Required task: Word for word, restate every line of the material.

Input data:
● ● ● ●

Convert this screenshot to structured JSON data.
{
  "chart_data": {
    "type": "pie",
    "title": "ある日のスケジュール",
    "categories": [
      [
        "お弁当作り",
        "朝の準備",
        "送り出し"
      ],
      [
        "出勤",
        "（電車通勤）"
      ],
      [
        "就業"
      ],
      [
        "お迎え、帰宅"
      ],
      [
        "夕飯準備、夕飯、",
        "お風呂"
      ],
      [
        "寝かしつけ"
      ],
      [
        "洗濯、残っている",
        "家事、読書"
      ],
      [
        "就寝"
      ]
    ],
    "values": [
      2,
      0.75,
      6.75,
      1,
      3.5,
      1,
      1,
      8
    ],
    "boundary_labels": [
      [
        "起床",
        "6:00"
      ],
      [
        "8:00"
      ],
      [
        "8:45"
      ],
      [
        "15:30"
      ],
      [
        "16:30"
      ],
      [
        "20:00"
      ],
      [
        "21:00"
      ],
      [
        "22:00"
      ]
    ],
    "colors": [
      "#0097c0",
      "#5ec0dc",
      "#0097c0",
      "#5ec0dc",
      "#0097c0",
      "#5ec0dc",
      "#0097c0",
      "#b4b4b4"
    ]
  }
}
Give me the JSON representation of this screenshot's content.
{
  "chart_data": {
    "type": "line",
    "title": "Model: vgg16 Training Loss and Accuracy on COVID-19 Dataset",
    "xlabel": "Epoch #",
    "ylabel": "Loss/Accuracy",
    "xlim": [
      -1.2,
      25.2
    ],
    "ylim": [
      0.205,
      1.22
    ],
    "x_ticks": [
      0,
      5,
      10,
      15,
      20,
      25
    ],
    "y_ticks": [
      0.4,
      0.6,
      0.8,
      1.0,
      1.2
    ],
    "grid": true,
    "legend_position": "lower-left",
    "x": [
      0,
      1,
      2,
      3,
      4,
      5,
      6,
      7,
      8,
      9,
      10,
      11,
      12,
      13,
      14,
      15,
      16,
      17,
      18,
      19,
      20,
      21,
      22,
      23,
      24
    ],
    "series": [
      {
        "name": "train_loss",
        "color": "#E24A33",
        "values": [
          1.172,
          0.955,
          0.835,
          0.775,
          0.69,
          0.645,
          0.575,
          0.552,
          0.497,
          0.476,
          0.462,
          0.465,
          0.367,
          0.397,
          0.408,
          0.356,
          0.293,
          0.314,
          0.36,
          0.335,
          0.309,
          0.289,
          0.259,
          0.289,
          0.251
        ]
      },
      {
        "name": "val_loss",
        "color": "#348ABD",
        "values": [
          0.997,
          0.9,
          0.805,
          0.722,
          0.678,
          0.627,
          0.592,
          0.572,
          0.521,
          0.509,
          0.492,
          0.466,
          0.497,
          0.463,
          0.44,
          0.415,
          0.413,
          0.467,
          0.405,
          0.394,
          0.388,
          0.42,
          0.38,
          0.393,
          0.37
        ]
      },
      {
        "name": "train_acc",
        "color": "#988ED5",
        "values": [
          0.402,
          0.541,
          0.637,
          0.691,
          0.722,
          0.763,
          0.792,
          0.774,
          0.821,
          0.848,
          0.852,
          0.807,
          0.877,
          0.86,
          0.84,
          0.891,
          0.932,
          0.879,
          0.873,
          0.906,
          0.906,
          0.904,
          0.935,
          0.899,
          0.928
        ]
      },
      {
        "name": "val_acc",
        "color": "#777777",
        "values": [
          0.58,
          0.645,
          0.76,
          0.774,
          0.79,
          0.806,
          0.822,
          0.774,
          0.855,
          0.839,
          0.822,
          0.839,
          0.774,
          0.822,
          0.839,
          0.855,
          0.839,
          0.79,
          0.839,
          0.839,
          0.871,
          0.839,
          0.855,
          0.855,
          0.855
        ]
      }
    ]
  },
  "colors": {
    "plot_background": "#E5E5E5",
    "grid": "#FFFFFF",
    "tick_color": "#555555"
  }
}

● ● ● ●

Task solution:
Convert this screenshot to structured JSON data.
{
  "chart_data": {
    "type": "pie",
    "title": "ある日のスケジュール",
    "categories": [
      [
        "お弁当作り",
        "朝の準備",
        "送り出し"
      ],
      [
        "出勤",
        "（電車通勤）"
      ],
      [
        "就業"
      ],
      [
        "お迎え、帰宅"
      ],
      [
        "夕飯準備、夕飯、",
        "お風呂"
      ],
      [
        "寝かしつけ"
      ],
      [
        "洗濯、残っている",
        "家事、読書"
      ],
      [
        "就寝"
      ]
    ],
    "values": [
      2,
      0.75,
      6.75,
      1,
      3.5,
      1,
      1,
      8
    ],
    "boundary_labels": [
      [
        "起床",
        "6:00"
      ],
      [
        "8:00"
      ],
      [
        "8:45"
      ],
      [
        "15:30"
      ],
      [
        "16:30"
      ],
      [
        "20:00"
      ],
      [
        "21:00"
      ],
      [
        "22:00"
      ]
    ],
    "colors": [
      "#0097c0",
      "#5ec0dc",
      "#0097c0",
      "#5ec0dc",
      "#0097c0",
      "#5ec0dc",
      "#0097c0",
      "#b4b4b4"
    ]
  }
}
Give me the JSON representation of this screenshot's content.
{
  "chart_data": {
    "type": "line",
    "title": "Model: vgg16 Training Loss and Accuracy on COVID-19 Dataset",
    "xlabel": "Epoch #",
    "ylabel": "Loss/Accuracy",
    "xlim": [
      -1.2,
      25.2
    ],
    "ylim": [
      0.205,
      1.22
    ],
    "x_ticks": [
      0,
      5,
      10,
      15,
      20,
      25
    ],
    "y_ticks": [
      0.4,
      0.6,
      0.8,
      1.0,
      1.2
    ],
    "grid": true,
    "legend_position": "lower-left",
    "x": [
      0,
      1,
      2,
      3,
      4,
      5,
      6,
      7,
      8,
      9,
      10,
      11,
      12,
      13,
      14,
      15,
      16,
      17,
      18,
      19,
      20,
      21,
      22,
      23,
      24
    ],
    "series": [
      {
        "name": "train_loss",
        "color": "#E24A33",
        "values": [
          1.172,
          0.955,
          0.835,
          0.775,
          0.69,
          0.645,
          0.575,
          0.552,
          0.497,
          0.476,
          0.462,
          0.465,
          0.367,
          0.397,
          0.408,
          0.356,
          0.293,
          0.314,
          0.36,
          0.335,
          0.309,
          0.289,
          0.259,
          0.289,
          0.251
        ]
      },
      {
        "name": "val_loss",
        "color": "#348ABD",
        "values": [
          0.997,
          0.9,
          0.805,
          0.722,
          0.678,
          0.627,
          0.592,
          0.572,
          0.521,
          0.509,
          0.492,
          0.466,
          0.497,
          0.463,
          0.44,
          0.415,
          0.413,
          0.467,
          0.405,
          0.394,
          0.388,
          0.42,
          0.38,
          0.393,
          0.37
        ]
      },
      {
        "name": "train_acc",
        "color": "#988ED5",
        "values": [
          0.402,
          0.541,
          0.637,
          0.691,
          0.722,
          0.763,
          0.792,
          0.774,
          0.821,
          0.848,
          0.852,
          0.807,
          0.877,
          0.86,
          0.84,
          0.891,
          0.932,
          0.879,
          0.873,
          0.906,
          0.906,
          0.904,
          0.935,
          0.899,
          0.928
        ]
      },
      {
        "name": "val_acc",
        "color": "#777777",
        "values": [
          0.58,
          0.645,
          0.76,
          0.774,
          0.79,
          0.806,
          0.822,
          0.774,
          0.855,
          0.839,
          0.822,
          0.839,
          0.774,
          0.822,
          0.839,
          0.855,
          0.839,
          0.79,
          0.839,
          0.839,
          0.871,
          0.839,
          0.855,
          0.855,
          0.855
        ]
      }
    ]
  },
  "colors": {
    "plot_background": "#E5E5E5",
    "grid": "#FFFFFF",
    "tick_color": "#555555"
  }
}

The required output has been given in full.